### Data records
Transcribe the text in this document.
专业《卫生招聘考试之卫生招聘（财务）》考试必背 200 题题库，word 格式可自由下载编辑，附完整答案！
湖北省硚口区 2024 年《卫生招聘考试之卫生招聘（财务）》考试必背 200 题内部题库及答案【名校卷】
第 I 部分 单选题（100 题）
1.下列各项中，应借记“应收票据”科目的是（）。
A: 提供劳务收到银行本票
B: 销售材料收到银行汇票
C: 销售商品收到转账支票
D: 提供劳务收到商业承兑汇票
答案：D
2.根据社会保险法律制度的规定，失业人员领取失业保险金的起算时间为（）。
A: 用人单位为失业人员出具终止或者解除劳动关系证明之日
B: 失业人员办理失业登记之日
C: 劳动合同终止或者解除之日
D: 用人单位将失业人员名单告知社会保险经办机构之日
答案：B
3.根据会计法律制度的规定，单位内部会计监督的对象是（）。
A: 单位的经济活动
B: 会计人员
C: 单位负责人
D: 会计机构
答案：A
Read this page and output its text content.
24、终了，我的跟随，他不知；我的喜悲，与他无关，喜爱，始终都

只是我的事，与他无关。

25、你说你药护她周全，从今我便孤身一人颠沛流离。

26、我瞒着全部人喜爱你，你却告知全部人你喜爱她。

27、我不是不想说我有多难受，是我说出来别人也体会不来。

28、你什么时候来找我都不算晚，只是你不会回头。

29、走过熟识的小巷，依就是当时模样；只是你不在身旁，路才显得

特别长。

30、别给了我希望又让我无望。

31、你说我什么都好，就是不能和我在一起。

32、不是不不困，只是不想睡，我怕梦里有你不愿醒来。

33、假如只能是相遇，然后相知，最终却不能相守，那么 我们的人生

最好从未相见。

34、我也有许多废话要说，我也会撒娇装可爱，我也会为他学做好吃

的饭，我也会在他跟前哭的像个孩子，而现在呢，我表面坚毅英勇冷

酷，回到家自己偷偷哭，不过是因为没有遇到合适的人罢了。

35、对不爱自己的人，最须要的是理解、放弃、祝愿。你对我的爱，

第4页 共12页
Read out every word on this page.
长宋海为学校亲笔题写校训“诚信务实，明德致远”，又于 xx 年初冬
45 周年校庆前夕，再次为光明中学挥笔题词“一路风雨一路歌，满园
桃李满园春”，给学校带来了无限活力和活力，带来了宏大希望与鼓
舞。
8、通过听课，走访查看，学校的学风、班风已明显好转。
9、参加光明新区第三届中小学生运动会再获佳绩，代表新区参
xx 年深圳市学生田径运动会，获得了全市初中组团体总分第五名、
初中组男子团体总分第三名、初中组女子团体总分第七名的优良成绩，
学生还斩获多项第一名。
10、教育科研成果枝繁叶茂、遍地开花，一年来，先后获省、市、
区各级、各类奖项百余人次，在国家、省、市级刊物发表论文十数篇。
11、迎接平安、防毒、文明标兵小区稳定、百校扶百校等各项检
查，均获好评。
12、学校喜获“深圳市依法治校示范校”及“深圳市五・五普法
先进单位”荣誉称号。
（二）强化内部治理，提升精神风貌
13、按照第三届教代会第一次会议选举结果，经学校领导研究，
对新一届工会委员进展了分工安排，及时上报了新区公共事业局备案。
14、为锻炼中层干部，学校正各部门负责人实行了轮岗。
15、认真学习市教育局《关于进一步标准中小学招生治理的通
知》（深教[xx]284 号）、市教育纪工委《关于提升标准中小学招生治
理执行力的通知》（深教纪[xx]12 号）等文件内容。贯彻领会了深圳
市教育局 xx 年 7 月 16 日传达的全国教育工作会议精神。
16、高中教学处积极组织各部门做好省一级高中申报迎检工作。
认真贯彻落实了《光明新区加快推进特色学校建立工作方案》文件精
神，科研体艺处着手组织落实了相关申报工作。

### EXERCISE DETAILS
Retype the entries one by one, exactly.

### ANSWER TO THE TASK
Transcribe the text in this document.
专业《卫生招聘考试之卫生招聘（财务）》考试必背 200 题题库，word 格式可自由下载编辑，附完整答案！
湖北省硚口区 2024 年《卫生招聘考试之卫生招聘（财务）》考试必背 200 题内部题库及答案【名校卷】
第 I 部分 单选题（100 题）
1.下列各项中，应借记“应收票据”科目的是（）。
A: 提供劳务收到银行本票
B: 销售材料收到银行汇票
C: 销售商品收到转账支票
D: 提供劳务收到商业承兑汇票
答案：D
2.根据社会保险法律制度的规定，失业人员领取失业保险金的起算时间为（）。
A: 用人单位为失业人员出具终止或者解除劳动关系证明之日
B: 失业人员办理失业登记之日
C: 劳动合同终止或者解除之日
D: 用人单位将失业人员名单告知社会保险经办机构之日
答案：B
3.根据会计法律制度的规定，单位内部会计监督的对象是（）。
A: 单位的经济活动
B: 会计人员
C: 单位负责人
D: 会计机构
答案：A
Read this page and output its text content.
24、终了，我的跟随，他不知；我的喜悲，与他无关，喜爱，始终都

只是我的事，与他无关。

25、你说你药护她周全，从今我便孤身一人颠沛流离。

26、我瞒着全部人喜爱你，你却告知全部人你喜爱她。

27、我不是不想说我有多难受，是我说出来别人也体会不来。

28、你什么时候来找我都不算晚，只是你不会回头。

29、走过熟识的小巷，依就是当时模样；只是你不在身旁，路才显得

特别长。

30、别给了我希望又让我无望。

31、你说我什么都好，就是不能和我在一起。

32、不是不不困，只是不想睡，我怕梦里有你不愿醒来。

33、假如只能是相遇，然后相知，最终却不能相守，那么 我们的人生

最好从未相见。

34、我也有许多废话要说，我也会撒娇装可爱，我也会为他学做好吃

的饭，我也会在他跟前哭的像个孩子，而现在呢，我表面坚毅英勇冷

酷，回到家自己偷偷哭，不过是因为没有遇到合适的人罢了。

35、对不爱自己的人，最须要的是理解、放弃、祝愿。你对我的爱，

第4页 共12页
Read out every word on this page.
长宋海为学校亲笔题写校训“诚信务实，明德致远”，又于 xx 年初冬
45 周年校庆前夕，再次为光明中学挥笔题词“一路风雨一路歌，满园
桃李满园春”，给学校带来了无限活力和活力，带来了宏大希望与鼓
舞。
8、通过听课，走访查看，学校的学风、班风已明显好转。
9、参加光明新区第三届中小学生运动会再获佳绩，代表新区参
xx 年深圳市学生田径运动会，获得了全市初中组团体总分第五名、
初中组男子团体总分第三名、初中组女子团体总分第七名的优良成绩，
学生还斩获多项第一名。
10、教育科研成果枝繁叶茂、遍地开花，一年来，先后获省、市、
区各级、各类奖项百余人次，在国家、省、市级刊物发表论文十数篇。
11、迎接平安、防毒、文明标兵小区稳定、百校扶百校等各项检
查，均获好评。
12、学校喜获“深圳市依法治校示范校”及“深圳市五・五普法
先进单位”荣誉称号。
（二）强化内部治理，提升精神风貌
13、按照第三届教代会第一次会议选举结果，经学校领导研究，
对新一届工会委员进展了分工安排，及时上报了新区公共事业局备案。
14、为锻炼中层干部，学校正各部门负责人实行了轮岗。
15、认真学习市教育局《关于进一步标准中小学招生治理的通
知》（深教[xx]284 号）、市教育纪工委《关于提升标准中小学招生治
理执行力的通知》（深教纪[xx]12 号）等文件内容。贯彻领会了深圳
市教育局 xx 年 7 月 16 日传达的全国教育工作会议精神。
16、高中教学处积极组织各部门做好省一级高中申报迎检工作。
认真贯彻落实了《光明新区加快推进特色学校建立工作方案》文件精
神，科研体艺处着手组织落实了相关申报工作。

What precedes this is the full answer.